Job: The records that follow must be reproduced in full, exactly as written.

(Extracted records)
[start]
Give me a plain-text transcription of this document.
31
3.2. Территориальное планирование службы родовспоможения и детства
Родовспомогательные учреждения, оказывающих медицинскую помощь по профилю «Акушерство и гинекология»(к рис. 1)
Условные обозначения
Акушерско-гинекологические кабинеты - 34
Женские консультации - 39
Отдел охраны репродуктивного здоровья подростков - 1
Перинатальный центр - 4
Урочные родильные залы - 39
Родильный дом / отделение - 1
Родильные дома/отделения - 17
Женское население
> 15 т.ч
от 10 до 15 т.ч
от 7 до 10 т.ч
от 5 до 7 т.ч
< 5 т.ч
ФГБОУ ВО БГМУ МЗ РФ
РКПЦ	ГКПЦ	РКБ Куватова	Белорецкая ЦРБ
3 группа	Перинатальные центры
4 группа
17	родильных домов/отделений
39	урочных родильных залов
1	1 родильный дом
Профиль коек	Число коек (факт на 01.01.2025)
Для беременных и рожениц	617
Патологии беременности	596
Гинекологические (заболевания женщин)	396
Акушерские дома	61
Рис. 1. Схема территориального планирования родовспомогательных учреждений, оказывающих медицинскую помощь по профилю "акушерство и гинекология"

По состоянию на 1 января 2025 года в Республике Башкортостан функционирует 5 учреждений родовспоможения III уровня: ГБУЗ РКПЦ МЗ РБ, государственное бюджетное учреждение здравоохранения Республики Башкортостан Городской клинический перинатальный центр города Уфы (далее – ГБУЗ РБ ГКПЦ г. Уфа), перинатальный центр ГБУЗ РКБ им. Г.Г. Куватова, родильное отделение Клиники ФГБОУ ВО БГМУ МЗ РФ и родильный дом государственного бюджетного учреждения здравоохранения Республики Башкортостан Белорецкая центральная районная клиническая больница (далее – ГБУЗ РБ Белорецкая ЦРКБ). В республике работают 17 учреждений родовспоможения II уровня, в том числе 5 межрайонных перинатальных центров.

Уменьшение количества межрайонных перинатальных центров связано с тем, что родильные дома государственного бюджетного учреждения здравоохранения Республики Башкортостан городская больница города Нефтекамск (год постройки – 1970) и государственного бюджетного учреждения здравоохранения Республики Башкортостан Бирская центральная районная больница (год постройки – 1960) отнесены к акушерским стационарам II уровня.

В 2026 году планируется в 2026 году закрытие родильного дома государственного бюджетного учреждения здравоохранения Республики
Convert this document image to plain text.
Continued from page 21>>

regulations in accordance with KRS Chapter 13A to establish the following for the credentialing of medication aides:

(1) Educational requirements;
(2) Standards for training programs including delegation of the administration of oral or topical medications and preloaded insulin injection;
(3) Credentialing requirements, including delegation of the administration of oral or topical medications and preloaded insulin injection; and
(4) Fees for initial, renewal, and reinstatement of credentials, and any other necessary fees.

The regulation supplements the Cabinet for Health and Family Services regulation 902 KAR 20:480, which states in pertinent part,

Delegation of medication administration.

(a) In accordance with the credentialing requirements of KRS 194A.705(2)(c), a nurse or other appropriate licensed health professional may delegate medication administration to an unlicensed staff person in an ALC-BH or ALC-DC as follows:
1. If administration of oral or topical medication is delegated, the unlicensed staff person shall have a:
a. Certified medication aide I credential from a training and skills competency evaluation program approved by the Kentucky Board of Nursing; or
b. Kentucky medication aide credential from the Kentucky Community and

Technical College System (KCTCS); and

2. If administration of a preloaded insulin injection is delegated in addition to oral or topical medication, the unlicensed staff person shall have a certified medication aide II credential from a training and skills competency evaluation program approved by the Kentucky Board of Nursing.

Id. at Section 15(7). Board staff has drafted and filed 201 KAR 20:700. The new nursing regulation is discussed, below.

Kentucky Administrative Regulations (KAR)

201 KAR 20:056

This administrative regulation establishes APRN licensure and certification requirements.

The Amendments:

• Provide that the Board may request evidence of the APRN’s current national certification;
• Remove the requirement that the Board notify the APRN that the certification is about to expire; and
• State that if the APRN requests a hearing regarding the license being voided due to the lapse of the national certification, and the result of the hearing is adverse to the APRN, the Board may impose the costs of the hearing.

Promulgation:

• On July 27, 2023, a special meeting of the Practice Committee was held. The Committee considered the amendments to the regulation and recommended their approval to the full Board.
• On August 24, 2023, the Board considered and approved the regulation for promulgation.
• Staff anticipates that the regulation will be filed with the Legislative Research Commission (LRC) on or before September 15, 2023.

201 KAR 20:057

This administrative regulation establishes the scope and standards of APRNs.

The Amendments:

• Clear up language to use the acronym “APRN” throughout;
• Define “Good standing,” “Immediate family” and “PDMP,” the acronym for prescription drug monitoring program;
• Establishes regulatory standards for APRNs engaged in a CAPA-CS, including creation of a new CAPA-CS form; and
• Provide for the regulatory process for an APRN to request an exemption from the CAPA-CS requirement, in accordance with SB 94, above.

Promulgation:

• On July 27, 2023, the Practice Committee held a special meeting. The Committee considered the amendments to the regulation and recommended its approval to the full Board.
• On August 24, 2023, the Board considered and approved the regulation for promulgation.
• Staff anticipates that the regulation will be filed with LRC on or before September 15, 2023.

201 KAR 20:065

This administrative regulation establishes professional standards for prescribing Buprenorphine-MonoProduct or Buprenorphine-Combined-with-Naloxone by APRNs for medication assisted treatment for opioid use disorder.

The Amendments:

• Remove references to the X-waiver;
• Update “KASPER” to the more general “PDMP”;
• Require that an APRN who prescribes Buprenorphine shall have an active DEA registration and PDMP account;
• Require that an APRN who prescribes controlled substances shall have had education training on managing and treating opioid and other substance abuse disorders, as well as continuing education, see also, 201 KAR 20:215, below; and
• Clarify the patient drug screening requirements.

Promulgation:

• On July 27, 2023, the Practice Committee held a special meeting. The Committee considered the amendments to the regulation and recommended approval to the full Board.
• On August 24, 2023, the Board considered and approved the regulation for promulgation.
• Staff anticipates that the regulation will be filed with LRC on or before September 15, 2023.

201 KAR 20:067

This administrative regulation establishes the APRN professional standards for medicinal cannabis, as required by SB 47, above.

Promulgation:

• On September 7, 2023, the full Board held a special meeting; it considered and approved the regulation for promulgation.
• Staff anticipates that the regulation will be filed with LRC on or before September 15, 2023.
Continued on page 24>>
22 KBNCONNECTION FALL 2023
[end]
Task response:
Give me a plain-text transcription of this document.
31
3.2. Территориальное планирование службы родовспоможения и детства
Родовспомогательные учреждения, оказывающих медицинскую помощь по профилю «Акушерство и гинекология»(к рис. 1)
Условные обозначения
Акушерско-гинекологические кабинеты - 34
Женские консультации - 39
Отдел охраны репродуктивного здоровья подростков - 1
Перинатальный центр - 4
Урочные родильные залы - 39
Родильный дом / отделение - 1
Родильные дома/отделения - 17
Женское население
> 15 т.ч
от 10 до 15 т.ч
от 7 до 10 т.ч
от 5 до 7 т.ч
< 5 т.ч
ФГБОУ ВО БГМУ МЗ РФ
РКПЦ	ГКПЦ	РКБ Куватова	Белорецкая ЦРБ
3 группа	Перинатальные центры
4 группа
17	родильных домов/отделений
39	урочных родильных залов
1	1 родильный дом
Профиль коек	Число коек (факт на 01.01.2025)
Для беременных и рожениц	617
Патологии беременности	596
Гинекологические (заболевания женщин)	396
Акушерские дома	61
Рис. 1. Схема территориального планирования родовспомогательных учреждений, оказывающих медицинскую помощь по профилю "акушерство и гинекология"

По состоянию на 1 января 2025 года в Республике Башкортостан функционирует 5 учреждений родовспоможения III уровня: ГБУЗ РКПЦ МЗ РБ, государственное бюджетное учреждение здравоохранения Республики Башкортостан Городской клинический перинатальный центр города Уфы (далее – ГБУЗ РБ ГКПЦ г. Уфа), перинатальный центр ГБУЗ РКБ им. Г.Г. Куватова, родильное отделение Клиники ФГБОУ ВО БГМУ МЗ РФ и родильный дом государственного бюджетного учреждения здравоохранения Республики Башкортостан Белорецкая центральная районная клиническая больница (далее – ГБУЗ РБ Белорецкая ЦРКБ). В республике работают 17 учреждений родовспоможения II уровня, в том числе 5 межрайонных перинатальных центров.

Уменьшение количества межрайонных перинатальных центров связано с тем, что родильные дома государственного бюджетного учреждения здравоохранения Республики Башкортостан городская больница города Нефтекамск (год постройки – 1970) и государственного бюджетного учреждения здравоохранения Республики Башкортостан Бирская центральная районная больница (год постройки – 1960) отнесены к акушерским стационарам II уровня.

В 2026 году планируется в 2026 году закрытие родильного дома государственного бюджетного учреждения здравоохранения Республики
Convert this document image to plain text.
Continued from page 21>>

regulations in accordance with KRS Chapter 13A to establish the following for the credentialing of medication aides:

(1) Educational requirements;
(2) Standards for training programs including delegation of the administration of oral or topical medications and preloaded insulin injection;
(3) Credentialing requirements, including delegation of the administration of oral or topical medications and preloaded insulin injection; and
(4) Fees for initial, renewal, and reinstatement of credentials, and any other necessary fees.

The regulation supplements the Cabinet for Health and Family Services regulation 902 KAR 20:480, which states in pertinent part,

Delegation of medication administration.

(a) In accordance with the credentialing requirements of KRS 194A.705(2)(c), a nurse or other appropriate licensed health professional may delegate medication administration to an unlicensed staff person in an ALC-BH or ALC-DC as follows:
1. If administration of oral or topical medication is delegated, the unlicensed staff person shall have a:
a. Certified medication aide I credential from a training and skills competency evaluation program approved by the Kentucky Board of Nursing; or
b. Kentucky medication aide credential from the Kentucky Community and

Technical College System (KCTCS); and

2. If administration of a preloaded insulin injection is delegated in addition to oral or topical medication, the unlicensed staff person shall have a certified medication aide II credential from a training and skills competency evaluation program approved by the Kentucky Board of Nursing.

Id. at Section 15(7). Board staff has drafted and filed 201 KAR 20:700. The new nursing regulation is discussed, below.

Kentucky Administrative Regulations (KAR)

201 KAR 20:056

This administrative regulation establishes APRN licensure and certification requirements.

The Amendments:

• Provide that the Board may request evidence of the APRN’s current national certification;
• Remove the requirement that the Board notify the APRN that the certification is about to expire; and
• State that if the APRN requests a hearing regarding the license being voided due to the lapse of the national certification, and the result of the hearing is adverse to the APRN, the Board may impose the costs of the hearing.

Promulgation:

• On July 27, 2023, a special meeting of the Practice Committee was held. The Committee considered the amendments to the regulation and recommended their approval to the full Board.
• On August 24, 2023, the Board considered and approved the regulation for promulgation.
• Staff anticipates that the regulation will be filed with the Legislative Research Commission (LRC) on or before September 15, 2023.

201 KAR 20:057

This administrative regulation establishes the scope and standards of APRNs.

The Amendments:

• Clear up language to use the acronym “APRN” throughout;
• Define “Good standing,” “Immediate family” and “PDMP,” the acronym for prescription drug monitoring program;
• Establishes regulatory standards for APRNs engaged in a CAPA-CS, including creation of a new CAPA-CS form; and
• Provide for the regulatory process for an APRN to request an exemption from the CAPA-CS requirement, in accordance with SB 94, above.

Promulgation:

• On July 27, 2023, the Practice Committee held a special meeting. The Committee considered the amendments to the regulation and recommended its approval to the full Board.
• On August 24, 2023, the Board considered and approved the regulation for promulgation.
• Staff anticipates that the regulation will be filed with LRC on or before September 15, 2023.

201 KAR 20:065

This administrative regulation establishes professional standards for prescribing Buprenorphine-MonoProduct or Buprenorphine-Combined-with-Naloxone by APRNs for medication assisted treatment for opioid use disorder.

The Amendments:

• Remove references to the X-waiver;
• Update “KASPER” to the more general “PDMP”;
• Require that an APRN who prescribes Buprenorphine shall have an active DEA registration and PDMP account;
• Require that an APRN who prescribes controlled substances shall have had education training on managing and treating opioid and other substance abuse disorders, as well as continuing education, see also, 201 KAR 20:215, below; and
• Clarify the patient drug screening requirements.

Promulgation:

• On July 27, 2023, the Practice Committee held a special meeting. The Committee considered the amendments to the regulation and recommended approval to the full Board.
• On August 24, 2023, the Board considered and approved the regulation for promulgation.
• Staff anticipates that the regulation will be filed with LRC on or before September 15, 2023.

201 KAR 20:067

This administrative regulation establishes the APRN professional standards for medicinal cannabis, as required by SB 47, above.

Promulgation:

• On September 7, 2023, the full Board held a special meeting; it considered and approved the regulation for promulgation.
• Staff anticipates that the regulation will be filed with LRC on or before September 15, 2023.
Continued on page 24>>
22 KBNCONNECTION FALL 2023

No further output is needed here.